TASK TO COMPLETE »
Gather each line containing the string "intressejä" from these entries.

━━━ ITEMS

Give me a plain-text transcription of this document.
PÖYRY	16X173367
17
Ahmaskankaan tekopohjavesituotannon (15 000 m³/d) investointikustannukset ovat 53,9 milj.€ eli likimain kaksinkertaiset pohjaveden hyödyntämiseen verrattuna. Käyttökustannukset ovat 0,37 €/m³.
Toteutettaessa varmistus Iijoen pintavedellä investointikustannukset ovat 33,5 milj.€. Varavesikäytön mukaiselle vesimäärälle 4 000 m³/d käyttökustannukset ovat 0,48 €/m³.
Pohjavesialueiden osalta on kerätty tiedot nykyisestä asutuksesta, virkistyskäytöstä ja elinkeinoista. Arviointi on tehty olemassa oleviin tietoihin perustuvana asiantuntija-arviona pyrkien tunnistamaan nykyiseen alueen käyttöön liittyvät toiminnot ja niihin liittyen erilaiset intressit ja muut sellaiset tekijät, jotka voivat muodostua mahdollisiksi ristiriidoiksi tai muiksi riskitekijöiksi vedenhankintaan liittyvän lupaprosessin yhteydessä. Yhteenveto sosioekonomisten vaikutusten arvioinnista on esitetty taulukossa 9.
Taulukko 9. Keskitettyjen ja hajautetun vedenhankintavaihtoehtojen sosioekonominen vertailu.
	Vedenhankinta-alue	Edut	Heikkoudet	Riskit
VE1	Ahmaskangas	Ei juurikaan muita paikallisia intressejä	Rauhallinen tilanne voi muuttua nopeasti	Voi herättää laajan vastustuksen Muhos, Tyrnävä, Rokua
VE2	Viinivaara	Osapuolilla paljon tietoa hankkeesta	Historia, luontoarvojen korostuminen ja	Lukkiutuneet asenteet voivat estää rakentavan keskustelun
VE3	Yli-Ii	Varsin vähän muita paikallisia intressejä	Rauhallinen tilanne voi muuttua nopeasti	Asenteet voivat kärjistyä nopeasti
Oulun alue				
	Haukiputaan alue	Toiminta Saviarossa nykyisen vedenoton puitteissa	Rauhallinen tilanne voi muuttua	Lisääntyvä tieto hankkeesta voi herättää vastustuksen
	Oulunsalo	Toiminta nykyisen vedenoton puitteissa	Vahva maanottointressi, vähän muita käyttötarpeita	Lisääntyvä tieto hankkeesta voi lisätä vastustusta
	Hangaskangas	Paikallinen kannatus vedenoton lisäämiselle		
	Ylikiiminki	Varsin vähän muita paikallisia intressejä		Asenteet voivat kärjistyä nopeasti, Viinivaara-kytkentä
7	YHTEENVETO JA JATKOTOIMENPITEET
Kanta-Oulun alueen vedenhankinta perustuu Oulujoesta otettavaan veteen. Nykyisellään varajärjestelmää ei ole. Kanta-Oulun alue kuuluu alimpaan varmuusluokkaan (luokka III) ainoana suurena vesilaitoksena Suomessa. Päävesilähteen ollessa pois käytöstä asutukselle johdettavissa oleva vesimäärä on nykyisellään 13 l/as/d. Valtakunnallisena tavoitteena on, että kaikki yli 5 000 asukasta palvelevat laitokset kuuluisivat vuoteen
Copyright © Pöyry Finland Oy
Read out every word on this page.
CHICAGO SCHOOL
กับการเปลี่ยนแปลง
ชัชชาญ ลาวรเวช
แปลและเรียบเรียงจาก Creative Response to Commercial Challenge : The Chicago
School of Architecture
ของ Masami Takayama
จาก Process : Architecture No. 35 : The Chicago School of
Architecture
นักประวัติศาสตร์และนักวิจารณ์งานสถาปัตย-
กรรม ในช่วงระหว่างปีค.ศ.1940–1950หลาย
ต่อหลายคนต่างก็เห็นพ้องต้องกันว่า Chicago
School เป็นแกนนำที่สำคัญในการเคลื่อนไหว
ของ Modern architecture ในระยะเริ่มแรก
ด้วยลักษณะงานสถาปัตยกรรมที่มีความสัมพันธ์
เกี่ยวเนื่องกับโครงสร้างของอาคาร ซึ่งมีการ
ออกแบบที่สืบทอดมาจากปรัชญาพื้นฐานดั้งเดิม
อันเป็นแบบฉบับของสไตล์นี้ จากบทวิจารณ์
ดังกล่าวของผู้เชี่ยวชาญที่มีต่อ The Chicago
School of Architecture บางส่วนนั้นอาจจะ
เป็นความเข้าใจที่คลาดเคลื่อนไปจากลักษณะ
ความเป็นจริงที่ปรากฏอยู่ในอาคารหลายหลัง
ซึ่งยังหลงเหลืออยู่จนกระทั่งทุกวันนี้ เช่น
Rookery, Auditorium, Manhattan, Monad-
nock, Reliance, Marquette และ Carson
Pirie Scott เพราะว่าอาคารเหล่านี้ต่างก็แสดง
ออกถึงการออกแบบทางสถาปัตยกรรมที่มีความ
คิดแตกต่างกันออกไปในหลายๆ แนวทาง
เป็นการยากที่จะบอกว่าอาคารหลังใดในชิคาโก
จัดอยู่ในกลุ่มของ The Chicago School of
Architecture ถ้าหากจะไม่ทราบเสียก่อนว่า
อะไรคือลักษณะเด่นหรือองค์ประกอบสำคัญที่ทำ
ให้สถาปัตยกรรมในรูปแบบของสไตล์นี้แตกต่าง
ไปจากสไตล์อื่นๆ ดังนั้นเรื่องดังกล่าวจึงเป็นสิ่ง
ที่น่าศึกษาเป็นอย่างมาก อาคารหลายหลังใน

━━━━━━

RESPONSE TO THIS TASK »
VE1	Ahmaskangas	Ei juurikaan muita paikallisia intressejä	Rauhallinen tilanne voi muuttua nopeasti	Voi herättää laajan vastustuksen Muhos, Tyrnävä, Rokua
VE3	Yli-Ii	Varsin vähän muita paikallisia intressejä	Rauhallinen tilanne voi muuttua nopeasti	Asenteet voivat kärjistyä nopeasti
	Ylikiiminki	Varsin vähän muita paikallisia intressejä		Asenteet voivat kärjistyä nopeasti, Viinivaara-kytkentä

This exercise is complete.